#### [TASKS AND EXERCISES]
A. In the essay on handling layoffs, how many people worked at the India centre the writer was running during the dot-com bust?
B. Please reproduce part of the essay on handling layoffs, starting at the words "Reading that story" and ending after the words "leadership actually begins.".
C. Pick up the essay on handling layoffs where it stops and keep writing it.

#### [SOURCE PASSAGE]
──────────

A few days ago, the world woke up to news of a major US tech giant sending a 6 AM email — signed not by HR, not by a manager, but simply by the “Company Leadership”. Roles eliminated. Access revoked. Sign the DocuSign first, severance comes after. No call. No warning. No human voice. Tens of thousands gone in the time it takes to finish a cup of morning tea.
Reading that story took me straight back to a very similar morning during the dot-com bust. I was running a 72-person India centre for a US technology company when my phone lit up before breakfast. The message from HQ was blunt: Shut it down. Collect the hardware at the door, hand over the severance, and close the office. No playbook. No transition plan.
The Inner Core Pivot
My first thought wasn’t about the process; it was about the people and their families — the engineer with a new home loan, the new hire still learning the ropes. I sat with that feeling for exactly as long as I could afford to.
I informed HQ: “Give me a couple of hours”. I needed to move from shock to an Agentic Mindset. When my Finance head asked, “What do we do?”, something clicked. That small pivot — from being a victim of the news to finding agency — is where leadership actually begins.
Strategic Perspective Taking
I utilized a framework we now call Strategic Perspective Taking. I had to step into three sets of shoes simultaneously:
- The Team’s Shoes: What they needed wasn’t a platitude; they needed another job, fast. Security. Income. Dignity.
- HQ’s Shoes: What were they genuinely trying to achieve? Clean costs and a rapid transition.
- The Market’s Shoes: What signals was the market sending?
Strategic Alignment for Autonomy
Fate intervened in the most Bengaluru way possible: a sudden Karnataka bundh. I called HQ and told them nothing could move today. That one day bought us the space to think before acting.
When I spoke to the HQ lead, I practiced Strategic Alignment. I acknowledged the situation and promised to stay within the severance budget, but I insisted: “Give me the space to do this my way”. I aligned with their goals to buy the freedom I needed for my people.

──────────

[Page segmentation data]
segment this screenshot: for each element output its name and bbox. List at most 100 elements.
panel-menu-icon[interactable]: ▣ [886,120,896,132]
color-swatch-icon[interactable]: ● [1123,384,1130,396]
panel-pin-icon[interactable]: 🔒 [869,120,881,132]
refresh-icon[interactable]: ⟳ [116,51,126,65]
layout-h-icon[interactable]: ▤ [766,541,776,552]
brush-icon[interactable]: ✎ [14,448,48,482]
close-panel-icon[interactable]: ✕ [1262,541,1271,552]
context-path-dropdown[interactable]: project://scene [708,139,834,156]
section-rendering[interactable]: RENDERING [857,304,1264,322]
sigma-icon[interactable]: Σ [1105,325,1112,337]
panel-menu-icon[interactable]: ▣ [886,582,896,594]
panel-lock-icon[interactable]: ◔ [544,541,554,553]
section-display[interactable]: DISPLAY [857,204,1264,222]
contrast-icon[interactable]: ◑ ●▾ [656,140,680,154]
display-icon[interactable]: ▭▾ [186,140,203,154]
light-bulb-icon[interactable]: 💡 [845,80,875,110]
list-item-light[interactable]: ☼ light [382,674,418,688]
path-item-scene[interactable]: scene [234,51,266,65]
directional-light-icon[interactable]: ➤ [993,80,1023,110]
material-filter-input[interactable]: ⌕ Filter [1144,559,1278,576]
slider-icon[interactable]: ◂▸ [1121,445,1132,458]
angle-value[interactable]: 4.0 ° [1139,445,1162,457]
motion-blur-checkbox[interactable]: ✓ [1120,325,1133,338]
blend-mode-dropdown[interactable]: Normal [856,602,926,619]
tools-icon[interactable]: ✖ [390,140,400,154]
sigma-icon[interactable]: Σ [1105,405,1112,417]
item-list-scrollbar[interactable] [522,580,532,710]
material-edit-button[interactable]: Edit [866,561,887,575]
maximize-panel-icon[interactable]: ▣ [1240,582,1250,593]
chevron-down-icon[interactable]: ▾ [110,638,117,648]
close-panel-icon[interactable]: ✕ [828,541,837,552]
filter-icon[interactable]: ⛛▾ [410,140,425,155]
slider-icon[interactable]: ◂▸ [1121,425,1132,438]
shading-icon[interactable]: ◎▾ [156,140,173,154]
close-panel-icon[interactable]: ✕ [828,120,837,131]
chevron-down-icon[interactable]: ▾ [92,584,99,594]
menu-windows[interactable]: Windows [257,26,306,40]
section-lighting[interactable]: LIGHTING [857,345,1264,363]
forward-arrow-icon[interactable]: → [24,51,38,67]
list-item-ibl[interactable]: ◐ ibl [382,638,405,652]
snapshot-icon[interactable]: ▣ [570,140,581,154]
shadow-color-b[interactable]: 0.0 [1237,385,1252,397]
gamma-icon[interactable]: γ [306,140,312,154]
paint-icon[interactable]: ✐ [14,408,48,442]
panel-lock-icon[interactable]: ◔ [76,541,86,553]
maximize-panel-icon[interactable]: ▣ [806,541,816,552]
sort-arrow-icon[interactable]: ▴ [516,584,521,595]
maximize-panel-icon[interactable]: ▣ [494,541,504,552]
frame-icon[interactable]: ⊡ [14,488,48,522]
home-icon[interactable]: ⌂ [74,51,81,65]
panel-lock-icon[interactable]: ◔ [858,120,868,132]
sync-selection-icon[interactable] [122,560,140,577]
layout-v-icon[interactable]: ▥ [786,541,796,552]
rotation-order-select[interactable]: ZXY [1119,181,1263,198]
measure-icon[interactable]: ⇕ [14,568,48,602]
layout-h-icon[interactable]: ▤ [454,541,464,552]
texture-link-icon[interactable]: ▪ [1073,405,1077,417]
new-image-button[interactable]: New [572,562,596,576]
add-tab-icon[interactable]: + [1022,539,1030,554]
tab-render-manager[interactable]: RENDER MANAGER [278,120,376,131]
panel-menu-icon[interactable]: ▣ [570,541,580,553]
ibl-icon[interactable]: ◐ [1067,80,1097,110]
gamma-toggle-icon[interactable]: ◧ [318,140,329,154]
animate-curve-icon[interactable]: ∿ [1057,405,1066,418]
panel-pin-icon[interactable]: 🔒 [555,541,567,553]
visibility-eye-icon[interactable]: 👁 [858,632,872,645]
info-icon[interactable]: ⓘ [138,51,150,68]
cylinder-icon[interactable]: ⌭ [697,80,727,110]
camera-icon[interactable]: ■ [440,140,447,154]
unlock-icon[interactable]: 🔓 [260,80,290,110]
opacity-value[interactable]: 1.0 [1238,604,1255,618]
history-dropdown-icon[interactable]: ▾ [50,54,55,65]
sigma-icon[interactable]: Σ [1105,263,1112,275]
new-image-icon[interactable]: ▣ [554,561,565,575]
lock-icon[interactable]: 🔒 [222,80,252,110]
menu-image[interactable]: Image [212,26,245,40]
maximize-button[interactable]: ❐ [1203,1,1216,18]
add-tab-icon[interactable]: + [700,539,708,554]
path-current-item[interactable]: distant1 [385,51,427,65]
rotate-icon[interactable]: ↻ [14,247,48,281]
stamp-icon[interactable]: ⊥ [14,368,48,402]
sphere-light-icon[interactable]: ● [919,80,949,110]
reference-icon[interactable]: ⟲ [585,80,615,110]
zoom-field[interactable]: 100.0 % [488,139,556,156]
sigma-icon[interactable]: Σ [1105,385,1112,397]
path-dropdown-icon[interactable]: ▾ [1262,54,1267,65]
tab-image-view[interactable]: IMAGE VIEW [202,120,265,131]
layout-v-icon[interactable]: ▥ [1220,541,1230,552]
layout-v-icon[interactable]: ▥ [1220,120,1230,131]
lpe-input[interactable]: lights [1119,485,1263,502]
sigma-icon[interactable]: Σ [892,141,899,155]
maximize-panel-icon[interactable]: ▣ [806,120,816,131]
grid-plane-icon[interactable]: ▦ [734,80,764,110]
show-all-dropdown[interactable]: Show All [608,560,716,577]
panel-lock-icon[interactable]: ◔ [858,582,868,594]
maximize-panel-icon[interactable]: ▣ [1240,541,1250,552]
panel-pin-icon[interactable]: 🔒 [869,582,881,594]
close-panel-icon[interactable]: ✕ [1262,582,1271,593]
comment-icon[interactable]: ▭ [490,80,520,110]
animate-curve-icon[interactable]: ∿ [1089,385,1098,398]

──────────

#### [RESULTS FOR THE EXERCISE]
A. 72 people.

B.
Reading that story took me straight back to a very similar morning during the dot-com bust. I was running a 72-person India centre for a US technology company when my phone lit up before breakfast. The message from HQ was blunt: Shut it down. Collect the hardware at the door, hand over the severance, and close the office. No playbook. No transition plan.
The Inner Core Pivot
My first thought wasn’t about the process; it was about the people and their families — the engineer with a new home loan, the new hire still learning the ropes. I sat with that feeling for exactly as long as I could afford to.
I informed HQ: “Give me a couple of hours”. I needed to move from shock to an Agentic Mindset. When my Finance head asked, “What do we do?”, something clicked. That small pivot — from being a victim of the news to finding agency — is where leadership actually begins.

C.
High-Stakes Communication & Tactical Rigor
During the All-Hands, I avoided the “fancy conference room” and kept it direct. I used Strategic Silence, allowing the anger and tears to move through the room because it was necessary. Then, I reframed the narrative: “Now we get to work… on your futures”.
We didn’t just offer sympathy; we provided Tactical Market Intelligence. I called a trusted head-hunter, waived his fees, and had him in the office the next day. I coached the team on “market dignity,” warning them that showing up “mob-handed” to interviews created an impression of desperation that invited exploitation.
Seven Weeks Later: The Final Count
By the end, almost everyone had found new roles — some with salary increases of up to 5.5 times. We managed the closure with such Operational Excellence that the budget came in better than HQ had scripted.
Even for the one individual who “frozen entirely” under the shock, we arranged additional severance. Leadership means acknowledging that not everyone processes a crisis at the same speed.
Conclusion: The Full Stack Leadership Gap
When I heard of the recent 6 AM email, I saw a masterclass in efficiency. It was legally compliant, process-driven, and “clean”. But it failed the ultimate test of the Inner Core: it stepped into nobody’s shoes—not the employees, not their families, and not the long-term culture of the organization.
In our Full Stack Leadership program, we talk about the distinction between a “manager” who executes a process and a “leader” who manages the System Impact Zones. Efficiency is a metric, but Strategic Perspective Taking is a superpower.
Leadership lives in the gap between what is efficient and what is human.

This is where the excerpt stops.